Every line that contains "Study" counts once; give the total number of such lines, with no other words.

• Listed entries

◇ ◇ ◇

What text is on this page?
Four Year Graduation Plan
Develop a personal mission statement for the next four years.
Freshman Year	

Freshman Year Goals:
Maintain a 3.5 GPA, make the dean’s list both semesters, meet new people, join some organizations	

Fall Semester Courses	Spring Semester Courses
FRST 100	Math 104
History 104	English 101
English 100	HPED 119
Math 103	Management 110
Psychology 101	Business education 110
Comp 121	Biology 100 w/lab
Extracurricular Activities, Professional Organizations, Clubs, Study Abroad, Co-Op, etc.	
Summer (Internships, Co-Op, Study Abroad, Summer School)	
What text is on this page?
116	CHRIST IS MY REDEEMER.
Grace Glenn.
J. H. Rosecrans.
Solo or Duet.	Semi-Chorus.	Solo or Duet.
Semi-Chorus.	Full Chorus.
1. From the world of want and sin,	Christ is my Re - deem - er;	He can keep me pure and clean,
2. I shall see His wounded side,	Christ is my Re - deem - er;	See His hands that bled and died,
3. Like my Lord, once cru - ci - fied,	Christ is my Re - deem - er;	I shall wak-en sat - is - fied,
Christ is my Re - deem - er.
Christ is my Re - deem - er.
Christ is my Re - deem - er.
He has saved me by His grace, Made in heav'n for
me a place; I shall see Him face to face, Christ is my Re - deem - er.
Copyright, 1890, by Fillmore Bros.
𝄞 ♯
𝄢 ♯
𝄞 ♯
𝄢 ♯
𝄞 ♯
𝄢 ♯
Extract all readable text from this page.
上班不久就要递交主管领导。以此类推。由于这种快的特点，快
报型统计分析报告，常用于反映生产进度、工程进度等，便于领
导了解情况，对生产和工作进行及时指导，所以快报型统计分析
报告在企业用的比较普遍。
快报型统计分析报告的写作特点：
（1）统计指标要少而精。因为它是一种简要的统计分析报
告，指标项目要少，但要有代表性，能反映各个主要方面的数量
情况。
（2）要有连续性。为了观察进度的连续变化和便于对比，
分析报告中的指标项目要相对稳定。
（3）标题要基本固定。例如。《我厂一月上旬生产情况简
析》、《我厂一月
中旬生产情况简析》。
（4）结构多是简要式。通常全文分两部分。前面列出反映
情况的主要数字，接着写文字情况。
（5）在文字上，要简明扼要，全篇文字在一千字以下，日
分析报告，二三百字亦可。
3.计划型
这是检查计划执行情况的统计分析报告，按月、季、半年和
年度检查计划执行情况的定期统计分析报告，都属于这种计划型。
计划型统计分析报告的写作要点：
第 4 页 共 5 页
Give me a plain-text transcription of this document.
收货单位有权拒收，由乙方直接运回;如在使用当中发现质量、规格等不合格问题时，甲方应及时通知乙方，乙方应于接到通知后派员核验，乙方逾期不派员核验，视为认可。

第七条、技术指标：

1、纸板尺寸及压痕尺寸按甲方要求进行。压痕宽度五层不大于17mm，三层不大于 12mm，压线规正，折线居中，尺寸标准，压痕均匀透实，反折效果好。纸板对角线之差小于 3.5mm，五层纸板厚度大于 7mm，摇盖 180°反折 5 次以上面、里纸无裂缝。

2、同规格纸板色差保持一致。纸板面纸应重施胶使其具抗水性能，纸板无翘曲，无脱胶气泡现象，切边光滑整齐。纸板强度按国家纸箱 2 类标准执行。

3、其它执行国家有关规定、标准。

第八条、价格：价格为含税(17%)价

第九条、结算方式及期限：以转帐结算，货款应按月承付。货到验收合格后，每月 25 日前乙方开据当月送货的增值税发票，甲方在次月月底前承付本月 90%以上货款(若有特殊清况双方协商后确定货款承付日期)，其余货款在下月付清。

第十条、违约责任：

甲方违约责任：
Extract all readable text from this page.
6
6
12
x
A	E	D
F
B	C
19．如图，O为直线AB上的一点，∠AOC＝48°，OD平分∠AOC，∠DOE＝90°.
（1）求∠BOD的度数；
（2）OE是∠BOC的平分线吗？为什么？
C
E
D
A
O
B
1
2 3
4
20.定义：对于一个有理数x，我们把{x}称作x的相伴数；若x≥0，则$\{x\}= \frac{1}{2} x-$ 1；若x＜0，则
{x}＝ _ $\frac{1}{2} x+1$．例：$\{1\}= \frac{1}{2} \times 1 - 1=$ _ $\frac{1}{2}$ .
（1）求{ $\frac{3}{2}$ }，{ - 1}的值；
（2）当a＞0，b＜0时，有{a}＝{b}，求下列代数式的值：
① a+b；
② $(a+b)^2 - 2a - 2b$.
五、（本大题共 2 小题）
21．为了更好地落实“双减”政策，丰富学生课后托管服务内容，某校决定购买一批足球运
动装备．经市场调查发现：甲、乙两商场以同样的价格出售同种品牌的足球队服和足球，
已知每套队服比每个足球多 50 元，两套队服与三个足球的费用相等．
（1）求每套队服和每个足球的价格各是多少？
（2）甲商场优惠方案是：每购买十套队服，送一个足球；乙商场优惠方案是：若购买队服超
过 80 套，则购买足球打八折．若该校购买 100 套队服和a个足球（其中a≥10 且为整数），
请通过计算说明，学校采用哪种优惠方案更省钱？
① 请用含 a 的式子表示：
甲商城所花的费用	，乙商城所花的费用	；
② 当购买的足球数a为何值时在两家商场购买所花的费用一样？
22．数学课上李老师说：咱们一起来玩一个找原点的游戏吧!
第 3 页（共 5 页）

◇ ◇ ◇

• Answer for the task
2